Look through the entries below, please, and copy every line with the word "this".

Figure record listings
BEGIN
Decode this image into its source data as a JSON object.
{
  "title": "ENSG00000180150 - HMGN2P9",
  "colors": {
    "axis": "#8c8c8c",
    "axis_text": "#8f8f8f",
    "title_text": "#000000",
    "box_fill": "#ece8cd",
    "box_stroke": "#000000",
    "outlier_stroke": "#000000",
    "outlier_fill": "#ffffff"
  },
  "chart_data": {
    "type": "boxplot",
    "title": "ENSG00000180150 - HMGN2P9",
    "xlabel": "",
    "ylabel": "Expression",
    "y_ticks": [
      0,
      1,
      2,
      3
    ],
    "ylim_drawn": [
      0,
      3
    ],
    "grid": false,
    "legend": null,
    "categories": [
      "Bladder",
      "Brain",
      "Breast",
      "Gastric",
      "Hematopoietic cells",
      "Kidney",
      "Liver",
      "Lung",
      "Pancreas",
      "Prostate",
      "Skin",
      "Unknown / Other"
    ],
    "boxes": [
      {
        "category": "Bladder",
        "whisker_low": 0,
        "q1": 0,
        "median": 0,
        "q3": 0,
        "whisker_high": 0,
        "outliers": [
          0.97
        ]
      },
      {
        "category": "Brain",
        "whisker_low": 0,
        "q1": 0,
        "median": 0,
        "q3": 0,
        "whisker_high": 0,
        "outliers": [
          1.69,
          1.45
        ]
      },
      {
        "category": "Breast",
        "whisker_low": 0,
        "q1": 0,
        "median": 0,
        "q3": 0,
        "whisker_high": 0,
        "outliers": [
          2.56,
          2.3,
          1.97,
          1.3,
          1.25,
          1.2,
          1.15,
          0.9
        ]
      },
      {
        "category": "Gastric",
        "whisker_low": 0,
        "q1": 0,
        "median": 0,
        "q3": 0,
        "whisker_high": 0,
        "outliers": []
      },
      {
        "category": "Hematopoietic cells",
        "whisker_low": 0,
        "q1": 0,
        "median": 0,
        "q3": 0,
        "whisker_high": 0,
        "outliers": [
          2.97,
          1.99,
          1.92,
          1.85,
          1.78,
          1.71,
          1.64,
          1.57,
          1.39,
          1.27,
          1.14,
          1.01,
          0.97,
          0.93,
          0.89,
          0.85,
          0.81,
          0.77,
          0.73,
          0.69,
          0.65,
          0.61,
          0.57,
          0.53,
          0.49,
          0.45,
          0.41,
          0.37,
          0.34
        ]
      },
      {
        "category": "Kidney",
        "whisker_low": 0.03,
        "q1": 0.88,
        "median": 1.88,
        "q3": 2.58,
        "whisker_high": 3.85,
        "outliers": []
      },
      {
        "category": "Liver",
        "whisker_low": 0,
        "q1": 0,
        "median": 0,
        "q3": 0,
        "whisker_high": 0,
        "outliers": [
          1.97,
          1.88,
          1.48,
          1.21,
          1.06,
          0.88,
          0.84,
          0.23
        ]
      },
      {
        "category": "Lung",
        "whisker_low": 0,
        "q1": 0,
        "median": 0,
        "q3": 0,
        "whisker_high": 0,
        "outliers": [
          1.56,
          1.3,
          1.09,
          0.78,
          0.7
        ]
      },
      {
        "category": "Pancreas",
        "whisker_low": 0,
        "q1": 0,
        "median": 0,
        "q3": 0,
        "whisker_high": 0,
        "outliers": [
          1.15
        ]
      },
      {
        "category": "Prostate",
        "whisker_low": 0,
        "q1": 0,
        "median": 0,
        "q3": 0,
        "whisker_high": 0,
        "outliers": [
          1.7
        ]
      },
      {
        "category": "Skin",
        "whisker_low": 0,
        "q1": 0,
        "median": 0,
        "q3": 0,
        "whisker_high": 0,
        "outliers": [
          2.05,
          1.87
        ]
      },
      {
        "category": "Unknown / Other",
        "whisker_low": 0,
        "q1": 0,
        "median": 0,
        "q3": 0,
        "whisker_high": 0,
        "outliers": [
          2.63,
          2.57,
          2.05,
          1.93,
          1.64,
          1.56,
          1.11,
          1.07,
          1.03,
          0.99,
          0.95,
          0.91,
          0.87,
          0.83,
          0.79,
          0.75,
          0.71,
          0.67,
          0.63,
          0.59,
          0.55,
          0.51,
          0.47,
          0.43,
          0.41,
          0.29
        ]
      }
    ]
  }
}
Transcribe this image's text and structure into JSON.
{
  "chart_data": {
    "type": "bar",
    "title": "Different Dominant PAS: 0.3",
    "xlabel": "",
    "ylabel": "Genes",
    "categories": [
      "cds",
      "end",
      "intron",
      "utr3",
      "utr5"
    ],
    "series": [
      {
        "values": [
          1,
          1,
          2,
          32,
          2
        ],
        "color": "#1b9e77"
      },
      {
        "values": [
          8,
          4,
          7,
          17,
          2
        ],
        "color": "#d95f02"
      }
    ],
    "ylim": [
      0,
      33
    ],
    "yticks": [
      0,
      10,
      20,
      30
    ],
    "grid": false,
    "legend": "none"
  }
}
END
→ **Task output**
Decode this image into its source data as a JSON object.
Transcribe this image's text and structure into JSON.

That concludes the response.